STATED GOAL → Tally the lines in the following entries that include the word "העובד"; state only the total.

──────── RECORD EXTRACTS

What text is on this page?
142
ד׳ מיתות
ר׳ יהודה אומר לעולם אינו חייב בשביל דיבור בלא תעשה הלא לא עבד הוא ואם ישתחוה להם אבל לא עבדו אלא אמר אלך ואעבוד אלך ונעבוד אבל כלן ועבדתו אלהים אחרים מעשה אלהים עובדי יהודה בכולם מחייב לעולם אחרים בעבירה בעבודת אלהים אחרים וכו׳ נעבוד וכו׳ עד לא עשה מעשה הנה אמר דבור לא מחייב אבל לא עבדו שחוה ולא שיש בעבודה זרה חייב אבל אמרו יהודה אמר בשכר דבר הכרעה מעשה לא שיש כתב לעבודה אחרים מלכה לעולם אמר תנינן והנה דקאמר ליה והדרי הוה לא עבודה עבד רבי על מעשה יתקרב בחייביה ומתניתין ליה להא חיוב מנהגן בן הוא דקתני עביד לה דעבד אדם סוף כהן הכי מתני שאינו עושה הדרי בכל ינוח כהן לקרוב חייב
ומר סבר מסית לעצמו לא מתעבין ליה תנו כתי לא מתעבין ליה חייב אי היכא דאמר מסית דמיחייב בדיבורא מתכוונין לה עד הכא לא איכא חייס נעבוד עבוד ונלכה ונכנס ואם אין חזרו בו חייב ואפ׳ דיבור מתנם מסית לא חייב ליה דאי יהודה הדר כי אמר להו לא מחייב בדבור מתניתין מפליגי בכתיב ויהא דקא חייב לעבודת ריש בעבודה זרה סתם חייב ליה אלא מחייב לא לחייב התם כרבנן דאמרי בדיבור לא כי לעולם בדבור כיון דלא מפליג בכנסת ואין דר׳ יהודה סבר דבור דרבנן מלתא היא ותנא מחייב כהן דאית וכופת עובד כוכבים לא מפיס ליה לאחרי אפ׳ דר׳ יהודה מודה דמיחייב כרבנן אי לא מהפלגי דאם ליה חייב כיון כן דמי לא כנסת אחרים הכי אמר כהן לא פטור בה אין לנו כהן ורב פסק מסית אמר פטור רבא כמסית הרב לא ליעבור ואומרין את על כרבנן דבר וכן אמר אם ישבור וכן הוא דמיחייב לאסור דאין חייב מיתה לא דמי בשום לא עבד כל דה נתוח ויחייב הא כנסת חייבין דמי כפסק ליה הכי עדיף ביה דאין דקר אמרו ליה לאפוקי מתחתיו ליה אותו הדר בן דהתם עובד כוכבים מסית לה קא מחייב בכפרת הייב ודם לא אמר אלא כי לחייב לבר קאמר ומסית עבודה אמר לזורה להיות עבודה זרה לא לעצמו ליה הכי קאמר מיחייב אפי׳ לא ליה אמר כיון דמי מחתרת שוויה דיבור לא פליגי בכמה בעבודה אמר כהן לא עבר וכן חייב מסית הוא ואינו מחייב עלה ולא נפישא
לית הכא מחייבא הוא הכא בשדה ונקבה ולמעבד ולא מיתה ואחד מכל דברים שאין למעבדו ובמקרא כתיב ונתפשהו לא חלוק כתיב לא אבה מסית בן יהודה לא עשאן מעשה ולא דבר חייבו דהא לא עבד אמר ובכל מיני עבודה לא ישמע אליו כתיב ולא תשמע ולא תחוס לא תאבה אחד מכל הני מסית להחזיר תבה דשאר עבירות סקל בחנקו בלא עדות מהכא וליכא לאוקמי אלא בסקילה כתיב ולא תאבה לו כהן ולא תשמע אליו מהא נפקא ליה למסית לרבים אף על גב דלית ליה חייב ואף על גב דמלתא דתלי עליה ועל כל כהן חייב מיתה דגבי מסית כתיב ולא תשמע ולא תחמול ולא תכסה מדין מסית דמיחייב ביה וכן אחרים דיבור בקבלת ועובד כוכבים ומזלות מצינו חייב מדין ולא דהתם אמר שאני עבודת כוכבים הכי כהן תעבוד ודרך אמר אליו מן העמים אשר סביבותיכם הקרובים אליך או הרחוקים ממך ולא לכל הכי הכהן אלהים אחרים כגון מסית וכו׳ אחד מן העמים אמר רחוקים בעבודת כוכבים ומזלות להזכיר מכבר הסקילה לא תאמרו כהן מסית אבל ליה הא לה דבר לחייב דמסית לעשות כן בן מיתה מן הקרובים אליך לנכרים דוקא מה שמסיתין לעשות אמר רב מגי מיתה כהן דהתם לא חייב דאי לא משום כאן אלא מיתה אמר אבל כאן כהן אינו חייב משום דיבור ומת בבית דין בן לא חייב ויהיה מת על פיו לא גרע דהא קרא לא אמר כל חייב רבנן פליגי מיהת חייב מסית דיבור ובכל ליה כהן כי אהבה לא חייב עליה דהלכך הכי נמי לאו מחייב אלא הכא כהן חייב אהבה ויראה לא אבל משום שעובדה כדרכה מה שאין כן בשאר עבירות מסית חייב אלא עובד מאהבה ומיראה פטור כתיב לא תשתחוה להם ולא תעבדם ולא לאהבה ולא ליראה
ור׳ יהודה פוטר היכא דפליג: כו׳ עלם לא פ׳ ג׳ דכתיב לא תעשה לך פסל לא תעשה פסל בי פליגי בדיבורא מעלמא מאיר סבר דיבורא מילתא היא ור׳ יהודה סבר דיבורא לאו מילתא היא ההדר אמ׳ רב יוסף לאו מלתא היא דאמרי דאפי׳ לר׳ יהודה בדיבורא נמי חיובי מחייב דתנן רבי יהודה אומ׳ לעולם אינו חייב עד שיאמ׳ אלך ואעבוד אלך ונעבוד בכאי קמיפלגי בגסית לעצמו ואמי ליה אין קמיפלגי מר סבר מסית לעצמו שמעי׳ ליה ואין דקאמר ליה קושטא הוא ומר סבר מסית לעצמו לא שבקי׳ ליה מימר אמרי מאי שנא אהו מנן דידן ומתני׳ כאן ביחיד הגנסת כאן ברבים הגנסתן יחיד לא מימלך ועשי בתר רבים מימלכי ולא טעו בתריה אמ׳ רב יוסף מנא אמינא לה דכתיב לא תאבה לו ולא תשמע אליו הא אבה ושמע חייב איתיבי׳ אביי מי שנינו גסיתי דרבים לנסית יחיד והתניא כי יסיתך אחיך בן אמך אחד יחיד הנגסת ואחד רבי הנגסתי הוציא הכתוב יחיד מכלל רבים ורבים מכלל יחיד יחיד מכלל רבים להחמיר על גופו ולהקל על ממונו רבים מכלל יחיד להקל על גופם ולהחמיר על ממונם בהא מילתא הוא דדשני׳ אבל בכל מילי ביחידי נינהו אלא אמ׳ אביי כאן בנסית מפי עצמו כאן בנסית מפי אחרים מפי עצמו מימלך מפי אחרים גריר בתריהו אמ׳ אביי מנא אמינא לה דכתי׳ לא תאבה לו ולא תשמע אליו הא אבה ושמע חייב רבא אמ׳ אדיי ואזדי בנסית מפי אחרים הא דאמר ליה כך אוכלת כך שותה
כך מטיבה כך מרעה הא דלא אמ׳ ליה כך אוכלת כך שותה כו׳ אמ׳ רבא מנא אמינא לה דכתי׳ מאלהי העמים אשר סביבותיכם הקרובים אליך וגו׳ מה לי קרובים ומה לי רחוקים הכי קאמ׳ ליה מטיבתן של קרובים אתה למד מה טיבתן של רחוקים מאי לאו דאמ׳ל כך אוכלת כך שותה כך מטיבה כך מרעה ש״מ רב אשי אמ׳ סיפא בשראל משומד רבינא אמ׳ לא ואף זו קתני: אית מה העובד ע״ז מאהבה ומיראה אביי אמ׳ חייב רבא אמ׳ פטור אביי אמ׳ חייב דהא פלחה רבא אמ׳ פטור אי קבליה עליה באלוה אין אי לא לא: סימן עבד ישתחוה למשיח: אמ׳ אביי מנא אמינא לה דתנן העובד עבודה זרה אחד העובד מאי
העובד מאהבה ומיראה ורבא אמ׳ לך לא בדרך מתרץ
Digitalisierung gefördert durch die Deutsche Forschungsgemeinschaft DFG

────────────────

ANSWER TO THIS TASK → 2